## [Source records]
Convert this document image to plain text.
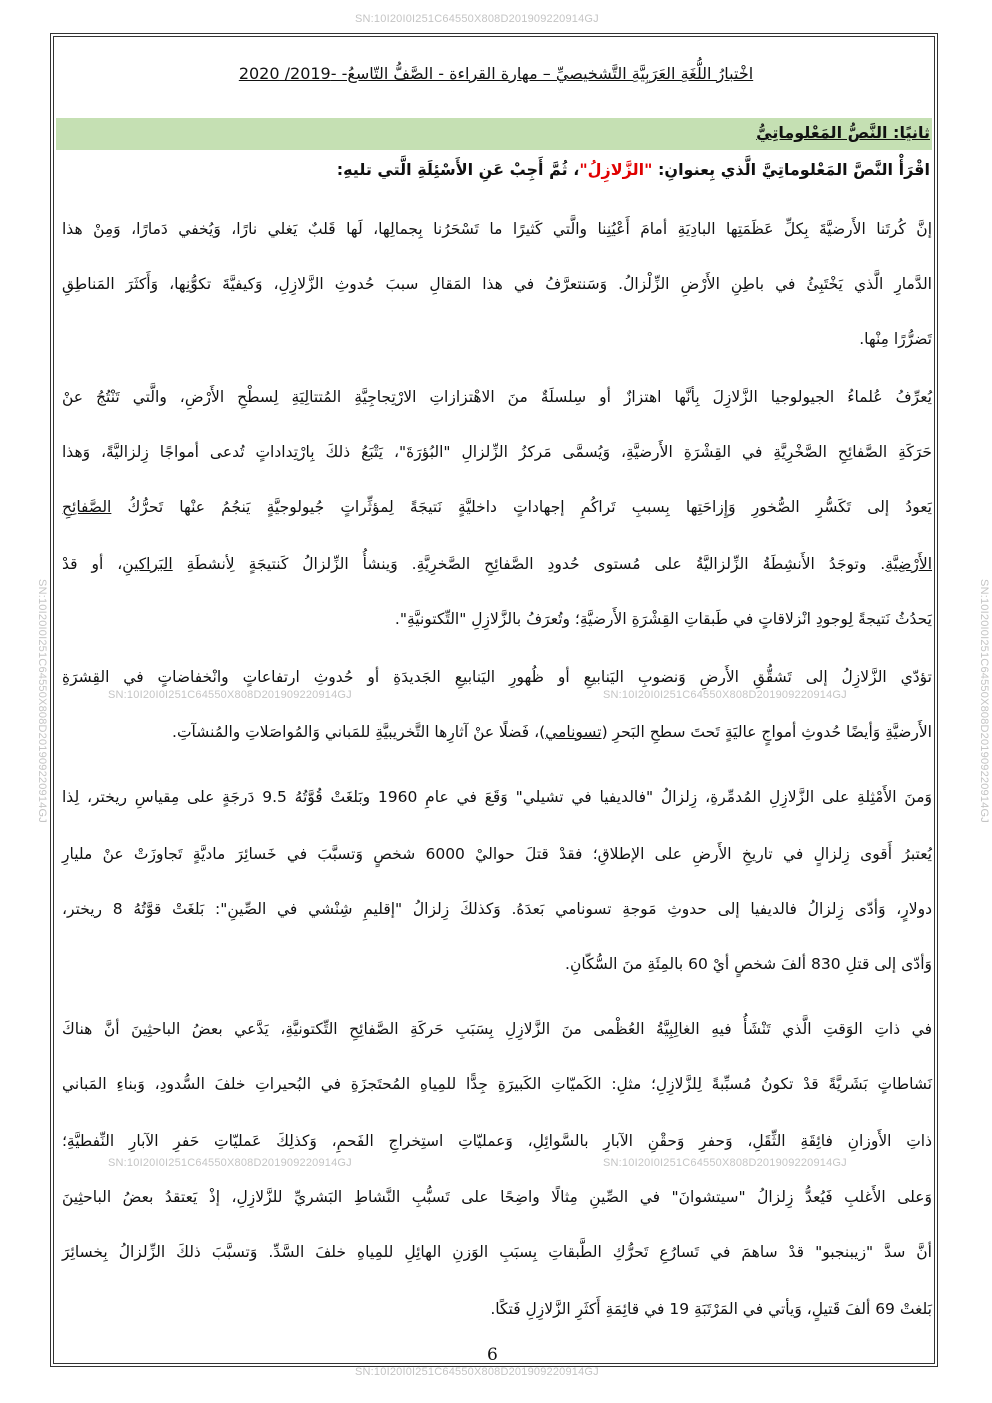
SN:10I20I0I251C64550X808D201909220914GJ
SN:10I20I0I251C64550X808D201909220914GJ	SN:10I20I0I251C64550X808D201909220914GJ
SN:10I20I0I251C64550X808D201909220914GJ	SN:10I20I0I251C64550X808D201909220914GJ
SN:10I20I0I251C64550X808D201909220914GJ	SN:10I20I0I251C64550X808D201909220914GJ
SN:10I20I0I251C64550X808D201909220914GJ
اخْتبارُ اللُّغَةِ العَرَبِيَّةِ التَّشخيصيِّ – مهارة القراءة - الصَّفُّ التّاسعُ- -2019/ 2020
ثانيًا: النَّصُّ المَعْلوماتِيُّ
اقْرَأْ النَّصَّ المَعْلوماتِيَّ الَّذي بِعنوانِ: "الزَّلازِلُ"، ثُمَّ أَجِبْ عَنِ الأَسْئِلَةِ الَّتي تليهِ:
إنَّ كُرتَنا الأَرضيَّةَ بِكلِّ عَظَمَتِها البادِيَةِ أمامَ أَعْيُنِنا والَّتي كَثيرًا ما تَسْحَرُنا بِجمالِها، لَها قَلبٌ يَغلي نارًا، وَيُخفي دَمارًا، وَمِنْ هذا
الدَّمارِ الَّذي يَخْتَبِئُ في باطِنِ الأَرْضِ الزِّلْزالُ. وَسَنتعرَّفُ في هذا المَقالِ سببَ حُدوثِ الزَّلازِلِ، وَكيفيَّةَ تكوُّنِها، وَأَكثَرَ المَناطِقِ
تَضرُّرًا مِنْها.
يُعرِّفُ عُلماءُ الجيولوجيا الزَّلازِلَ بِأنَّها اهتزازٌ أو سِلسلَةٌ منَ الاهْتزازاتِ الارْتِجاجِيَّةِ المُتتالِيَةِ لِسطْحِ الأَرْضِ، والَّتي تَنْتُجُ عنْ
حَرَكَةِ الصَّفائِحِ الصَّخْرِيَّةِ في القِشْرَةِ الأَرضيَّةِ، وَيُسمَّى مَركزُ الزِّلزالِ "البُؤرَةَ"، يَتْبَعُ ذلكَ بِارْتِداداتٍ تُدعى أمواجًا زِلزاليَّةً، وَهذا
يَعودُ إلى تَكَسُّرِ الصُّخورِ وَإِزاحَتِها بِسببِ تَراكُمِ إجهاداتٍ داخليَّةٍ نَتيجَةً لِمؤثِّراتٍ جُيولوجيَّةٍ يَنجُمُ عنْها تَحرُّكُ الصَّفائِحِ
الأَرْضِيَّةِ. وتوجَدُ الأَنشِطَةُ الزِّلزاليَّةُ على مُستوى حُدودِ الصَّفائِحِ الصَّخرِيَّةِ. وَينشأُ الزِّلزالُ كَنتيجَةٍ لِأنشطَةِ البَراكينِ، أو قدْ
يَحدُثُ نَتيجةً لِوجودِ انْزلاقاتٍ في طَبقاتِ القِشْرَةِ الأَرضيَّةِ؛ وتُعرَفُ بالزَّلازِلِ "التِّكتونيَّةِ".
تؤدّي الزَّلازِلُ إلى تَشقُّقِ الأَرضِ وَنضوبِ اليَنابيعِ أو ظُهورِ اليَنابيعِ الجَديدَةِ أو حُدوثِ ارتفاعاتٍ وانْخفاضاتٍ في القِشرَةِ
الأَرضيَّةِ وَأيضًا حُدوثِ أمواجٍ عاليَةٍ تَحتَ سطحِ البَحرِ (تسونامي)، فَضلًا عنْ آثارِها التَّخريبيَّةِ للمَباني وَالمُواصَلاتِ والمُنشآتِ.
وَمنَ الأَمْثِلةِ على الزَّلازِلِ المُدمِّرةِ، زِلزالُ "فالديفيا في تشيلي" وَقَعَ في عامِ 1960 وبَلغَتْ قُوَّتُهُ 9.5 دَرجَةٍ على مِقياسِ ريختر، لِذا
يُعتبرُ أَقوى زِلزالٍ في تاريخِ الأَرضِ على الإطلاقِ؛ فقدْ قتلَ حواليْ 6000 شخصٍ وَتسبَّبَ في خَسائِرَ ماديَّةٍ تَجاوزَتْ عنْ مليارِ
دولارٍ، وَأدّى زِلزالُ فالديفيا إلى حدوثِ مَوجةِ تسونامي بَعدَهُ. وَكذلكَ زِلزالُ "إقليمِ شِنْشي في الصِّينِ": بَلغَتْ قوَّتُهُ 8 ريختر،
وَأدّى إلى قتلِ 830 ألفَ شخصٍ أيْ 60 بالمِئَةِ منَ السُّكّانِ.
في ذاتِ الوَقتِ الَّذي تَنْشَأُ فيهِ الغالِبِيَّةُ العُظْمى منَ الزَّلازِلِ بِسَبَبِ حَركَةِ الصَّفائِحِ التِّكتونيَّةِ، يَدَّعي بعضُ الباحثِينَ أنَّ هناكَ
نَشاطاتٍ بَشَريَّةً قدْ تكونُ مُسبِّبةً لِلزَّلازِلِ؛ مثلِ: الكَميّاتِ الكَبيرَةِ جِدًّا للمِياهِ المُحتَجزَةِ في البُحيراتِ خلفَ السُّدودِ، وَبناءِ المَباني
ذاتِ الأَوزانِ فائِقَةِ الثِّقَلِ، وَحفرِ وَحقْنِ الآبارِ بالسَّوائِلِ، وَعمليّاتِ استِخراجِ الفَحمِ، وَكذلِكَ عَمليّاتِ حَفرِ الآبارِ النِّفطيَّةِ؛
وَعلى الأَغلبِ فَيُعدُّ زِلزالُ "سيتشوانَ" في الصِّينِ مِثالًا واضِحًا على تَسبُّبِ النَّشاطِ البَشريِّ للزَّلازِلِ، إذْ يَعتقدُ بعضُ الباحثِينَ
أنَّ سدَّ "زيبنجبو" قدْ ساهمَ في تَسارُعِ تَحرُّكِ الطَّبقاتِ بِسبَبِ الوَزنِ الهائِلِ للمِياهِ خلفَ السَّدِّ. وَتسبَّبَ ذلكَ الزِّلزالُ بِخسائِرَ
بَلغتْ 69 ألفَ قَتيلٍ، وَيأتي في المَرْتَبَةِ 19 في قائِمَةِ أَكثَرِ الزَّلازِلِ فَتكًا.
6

## [Problem to solve]
How many lines of the listing include the string "فالديفيا"? Answer with the number alone.

## [Complete response]
2